[Spatial annotation rows]
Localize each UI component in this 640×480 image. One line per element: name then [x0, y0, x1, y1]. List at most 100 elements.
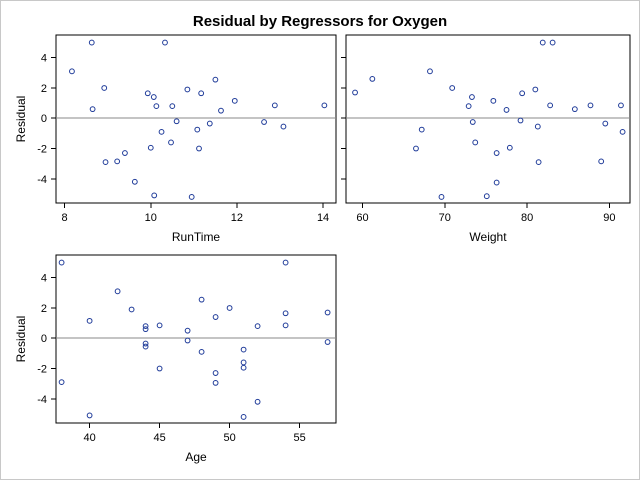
data-point	[188, 194, 195, 200]
data-point	[571, 106, 578, 113]
data-point	[324, 309, 331, 316]
data-point	[69, 68, 75, 75]
data-point	[469, 94, 475, 100]
data-point	[449, 85, 456, 91]
data-point	[324, 339, 331, 345]
data-point	[282, 322, 289, 329]
y-tick-label: 2	[41, 303, 47, 315]
data-point	[598, 158, 605, 165]
x-tick-label: 70	[439, 212, 451, 224]
data-point	[469, 119, 476, 125]
x-tick-label: 8	[62, 212, 68, 224]
data-point	[206, 120, 213, 127]
y-axis-label: Residual	[14, 316, 28, 363]
data-point	[418, 126, 425, 133]
data-point	[102, 159, 109, 166]
data-point	[168, 139, 174, 146]
data-point	[465, 103, 472, 110]
data-point	[503, 107, 510, 113]
x-tick-label: 50	[223, 432, 235, 444]
plot-frame	[55, 254, 337, 424]
data-point	[587, 102, 594, 109]
data-point	[535, 159, 542, 166]
data-point	[184, 327, 191, 334]
data-point	[89, 106, 96, 113]
data-point	[490, 97, 497, 104]
y-tick-label: 4	[41, 53, 47, 65]
data-point	[517, 117, 524, 124]
x-tick-label: 40	[83, 432, 95, 444]
data-point	[321, 102, 328, 109]
data-point	[549, 39, 556, 46]
x-tick-label: 10	[145, 212, 157, 224]
data-point	[58, 259, 65, 266]
data-point	[142, 323, 149, 330]
data-point	[532, 86, 539, 93]
data-point	[506, 144, 513, 151]
data-point	[539, 39, 546, 46]
data-point	[413, 145, 419, 152]
data-point	[427, 68, 433, 75]
data-point	[151, 192, 158, 199]
data-point	[519, 90, 526, 97]
x-tick-label: 60	[356, 212, 368, 224]
data-point	[352, 89, 358, 96]
data-point	[438, 194, 445, 200]
data-point	[212, 76, 219, 83]
y-axis-label: Residual	[14, 96, 28, 143]
y-tick-label: -4	[37, 394, 47, 406]
data-point	[547, 102, 554, 109]
data-point	[493, 150, 500, 156]
data-point	[142, 326, 149, 333]
y-tick-label: 0	[41, 333, 47, 345]
data-point	[282, 310, 289, 317]
data-point	[122, 150, 128, 156]
data-point	[218, 107, 224, 114]
data-point	[156, 365, 163, 372]
data-point	[86, 412, 93, 419]
data-point	[226, 305, 233, 311]
data-point	[231, 97, 238, 104]
data-point	[619, 128, 626, 135]
data-point	[88, 39, 95, 46]
chart-title: Residual by Regressors for Oxygen	[193, 13, 447, 30]
data-point	[142, 340, 149, 347]
x-tick-label: 12	[231, 212, 243, 224]
panel-runtime: 8 10 12 14 -4 -2 0 2 4 RunTime Residual	[14, 34, 337, 244]
data-point	[483, 193, 490, 200]
data-point	[156, 322, 163, 329]
y-tick-label: -4	[37, 174, 47, 186]
x-tick-label: 14	[317, 212, 329, 224]
x-tick-label: 90	[603, 212, 615, 224]
data-point	[534, 123, 541, 130]
data-point	[131, 178, 138, 185]
data-point	[212, 379, 219, 386]
data-point	[240, 414, 247, 420]
data-point	[173, 118, 180, 125]
data-point	[169, 103, 176, 110]
data-point	[198, 90, 205, 97]
data-point	[158, 128, 165, 135]
data-point	[271, 102, 278, 109]
data-point	[114, 158, 121, 165]
plot-frame	[345, 34, 631, 204]
data-point	[472, 139, 479, 146]
y-tick-label: 2	[41, 83, 47, 95]
data-point	[144, 90, 151, 97]
data-point	[142, 343, 149, 350]
data-point	[282, 259, 289, 266]
data-point	[212, 370, 219, 376]
data-point	[254, 398, 261, 405]
data-point	[128, 306, 135, 313]
data-point	[184, 86, 191, 93]
data-point	[198, 296, 205, 303]
panel-weight: 60 70 80 90 Weight	[341, 34, 631, 244]
data-point	[280, 123, 287, 130]
data-point	[147, 144, 154, 151]
panel-age: 40 45 50 55 -4 -2 0 2 4 Age Residual	[14, 254, 337, 464]
data-point	[184, 337, 191, 344]
x-axis-label: RunTime	[172, 230, 221, 244]
data-point	[114, 288, 121, 295]
data-point	[369, 75, 376, 82]
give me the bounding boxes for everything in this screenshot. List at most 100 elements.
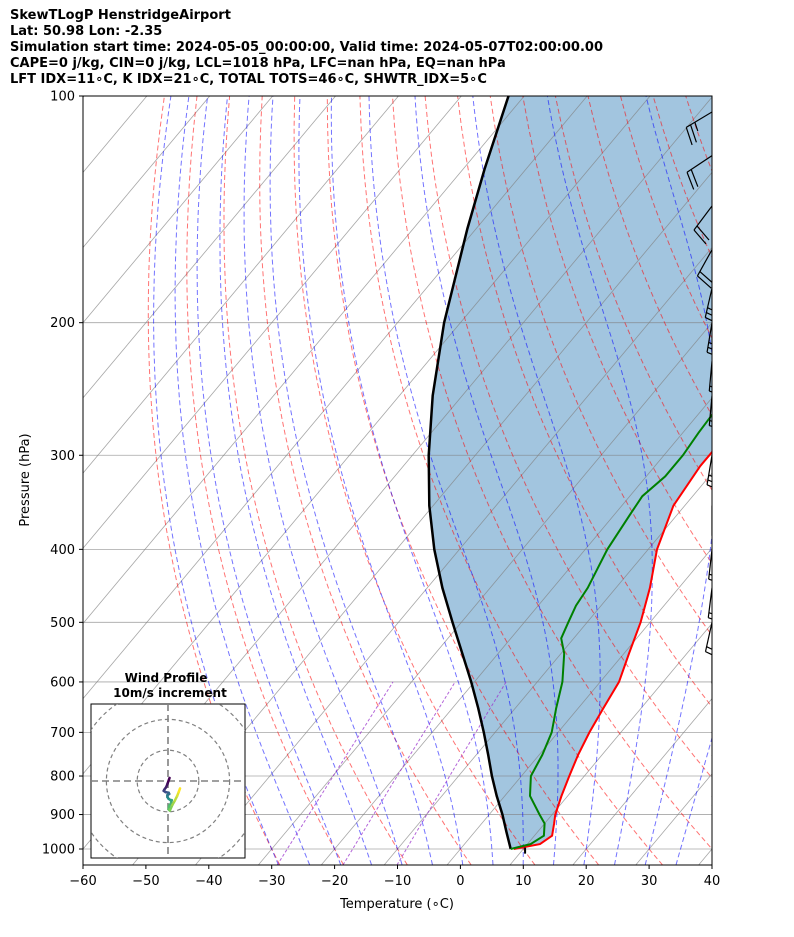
- sounding-profiles: [427, 96, 712, 854]
- parcel-profile-line: [427, 96, 512, 850]
- isotherm-line: [83, 96, 211, 249]
- wind-barb-flag: [717, 738, 735, 739]
- wind-barb-staff: [711, 849, 712, 850]
- wind-barb-flag: [690, 169, 699, 187]
- isotherm-line: [258, 322, 712, 865]
- wind-barb-flag: [723, 840, 741, 843]
- isotherm-line: [83, 96, 273, 324]
- wind-barb: [711, 776, 724, 802]
- mixing-ratio-line: [342, 681, 456, 865]
- wind-barb-flag: [686, 172, 695, 190]
- wind-barb-flag: [715, 780, 733, 782]
- wind-barb-flag: [715, 801, 724, 802]
- wind-barb-flag: [689, 124, 697, 143]
- moist-adiabat-line: [414, 96, 559, 865]
- isotherm-line: [446, 547, 712, 865]
- x-tick-label: −30: [258, 874, 285, 889]
- dry-adiabat-line: [223, 96, 408, 865]
- wind-barb: [711, 832, 750, 851]
- dry-adiabat-line: [186, 96, 345, 865]
- moist-adiabat-line: [174, 96, 311, 865]
- isotherm-line: [195, 246, 712, 865]
- wind-barb-flag: [716, 757, 734, 758]
- hodograph-subtitle: 10m/s increment: [113, 686, 227, 700]
- dry-adiabat-line: [751, 96, 794, 865]
- isotherm-line: [83, 96, 462, 549]
- isotherm-line: [572, 698, 712, 865]
- wind-barb-flag: [715, 785, 733, 787]
- isotherm-line: [83, 96, 525, 625]
- mixing-ratio-line: [276, 681, 394, 865]
- wind-barb: [707, 587, 712, 620]
- y-tick-label: 700: [50, 726, 75, 741]
- moist-adiabat-line: [546, 96, 653, 865]
- y-tick-label: 200: [50, 316, 75, 331]
- wind-barb: [711, 653, 712, 685]
- wind-barb: [711, 795, 734, 828]
- wind-barb-flag: [706, 646, 712, 650]
- wind-barb-flag: [704, 316, 712, 322]
- mixing-ratio-line: [396, 681, 507, 865]
- wind-barb-flag: [705, 651, 712, 656]
- wind-barb-staff: [711, 795, 712, 801]
- wind-barb: [706, 322, 712, 355]
- wind-barb-flag: [717, 762, 735, 763]
- wind-barb-flag: [708, 474, 712, 477]
- wind-barb-flag: [727, 840, 735, 844]
- x-axis-label: Temperature (∘C): [339, 897, 454, 912]
- moist-adiabat-line: [298, 96, 464, 865]
- wind-barb: [696, 249, 712, 289]
- location-line: Lat: 50.98 Lon: -2.35: [10, 24, 163, 39]
- wind-barb-flag: [735, 840, 750, 851]
- y-tick-label: 900: [50, 808, 75, 823]
- wind-barb-flag: [706, 312, 712, 316]
- hodograph-inset: Wind Profile 10m/s increment: [90, 671, 246, 859]
- wind-barb-flag: [685, 127, 693, 146]
- wind-barb: [704, 622, 712, 656]
- isotherm-line: [83, 96, 336, 399]
- wind-barb-flag: [729, 841, 746, 848]
- wind-barb-flag: [716, 826, 734, 828]
- wind-barb: [711, 805, 712, 809]
- wind-barb-flag: [697, 275, 712, 289]
- wind-barb: [711, 823, 746, 848]
- isotherm-line: [762, 96, 794, 865]
- x-tick-label: 0: [456, 874, 464, 889]
- wind-barb-staff: [711, 776, 712, 781]
- moist-adiabat-line: [368, 96, 524, 865]
- wind-barb-flag: [693, 229, 707, 245]
- wind-barb-flag: [708, 617, 712, 620]
- wind-barb-flag: [706, 351, 712, 355]
- isotherm-line: [83, 96, 588, 700]
- wind-barb: [693, 205, 712, 245]
- wind-barb: [711, 708, 735, 739]
- wind-barb-staff: [711, 814, 712, 817]
- chart-header: SkewTLogP HenstridgeAirport Lat: 50.98 L…: [10, 8, 603, 88]
- y-tick-label: 800: [50, 770, 75, 785]
- wind-barb-flag: [708, 341, 712, 345]
- wind-barb-staff: [711, 732, 712, 736]
- isotherm-line: [83, 96, 399, 474]
- wind-barb-flag: [716, 733, 734, 734]
- hodograph-ring: [105, 718, 231, 844]
- x-axis: −60 −50 −40 −30 −20 −10 0 10 20 30 40: [69, 865, 720, 889]
- isotherm-line: [698, 848, 712, 865]
- dewpoint-profile-line: [510, 413, 712, 850]
- x-tick-label: 20: [578, 874, 595, 889]
- wind-barb-flag: [708, 612, 712, 615]
- isotherm-line: [509, 622, 712, 865]
- dry-adiabat-line: [147, 96, 281, 865]
- wind-barb-flag: [711, 530, 712, 532]
- wind-barb-flag: [711, 535, 712, 537]
- isotherm-line: [83, 96, 85, 98]
- x-tick-label: −40: [195, 874, 222, 889]
- dry-adiabat-line: [783, 96, 794, 865]
- stability-indices-line: LFT IDX=11∘C, K IDX=21∘C, TOTAL TOTS=46∘…: [10, 72, 487, 87]
- wind-barb-staff: [685, 111, 712, 128]
- hodograph-title: Wind Profile: [125, 671, 208, 685]
- wind-barb-staff: [711, 823, 712, 825]
- wind-barb-flag: [736, 855, 750, 867]
- wind-barb: [711, 505, 712, 537]
- wind-barb: [711, 732, 735, 763]
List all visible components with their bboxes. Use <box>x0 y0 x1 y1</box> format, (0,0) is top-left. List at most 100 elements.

→ Written instruction:
Copy out, character for character, the lines from the one containing "- sounding-profiles: [427, 96, 712, 854]" through the one containing "- wind-barb-flag: [706, 646, 712, 650]", both included.

→ Response to this exercise:
- sounding-profiles: [427, 96, 712, 854]
- parcel-profile-line: [427, 96, 512, 850]
- isotherm-line: [83, 96, 211, 249]
- wind-barb-flag: [717, 738, 735, 739]
- wind-barb-staff: [711, 849, 712, 850]
- wind-barb-flag: [690, 169, 699, 187]
- isotherm-line: [258, 322, 712, 865]
- wind-barb-flag: [723, 840, 741, 843]
- isotherm-line: [83, 96, 273, 324]
- wind-barb: [711, 776, 724, 802]
- mixing-ratio-line: [342, 681, 456, 865]
- wind-barb-flag: [686, 172, 695, 190]
- wind-barb-flag: [715, 780, 733, 782]
- wind-barb-flag: [715, 801, 724, 802]
- wind-barb-flag: [689, 124, 697, 143]
- moist-adiabat-line: [414, 96, 559, 865]
- isotherm-line: [446, 547, 712, 865]
- x-tick-label: −30: [258, 874, 285, 889]
- dry-adiabat-line: [223, 96, 408, 865]
- wind-barb: [711, 832, 750, 851]
- dry-adiabat-line: [186, 96, 345, 865]
- moist-adiabat-line: [174, 96, 311, 865]
- isotherm-line: [195, 246, 712, 865]
- wind-barb-flag: [716, 757, 734, 758]
- hodograph-subtitle: 10m/s increment: [113, 686, 227, 700]
- dry-adiabat-line: [751, 96, 794, 865]
- isotherm-line: [83, 96, 462, 549]
- isotherm-line: [572, 698, 712, 865]
- wind-barb-flag: [715, 785, 733, 787]
- isotherm-line: [83, 96, 525, 625]
- mixing-ratio-line: [276, 681, 394, 865]
- wind-barb: [707, 587, 712, 620]
- y-tick-label: 700: [50, 726, 75, 741]
- moist-adiabat-line: [546, 96, 653, 865]
- y-tick-label: 200: [50, 316, 75, 331]
- wind-barb: [711, 653, 712, 685]
- wind-barb: [711, 795, 734, 828]
- wind-barb-flag: [706, 646, 712, 650]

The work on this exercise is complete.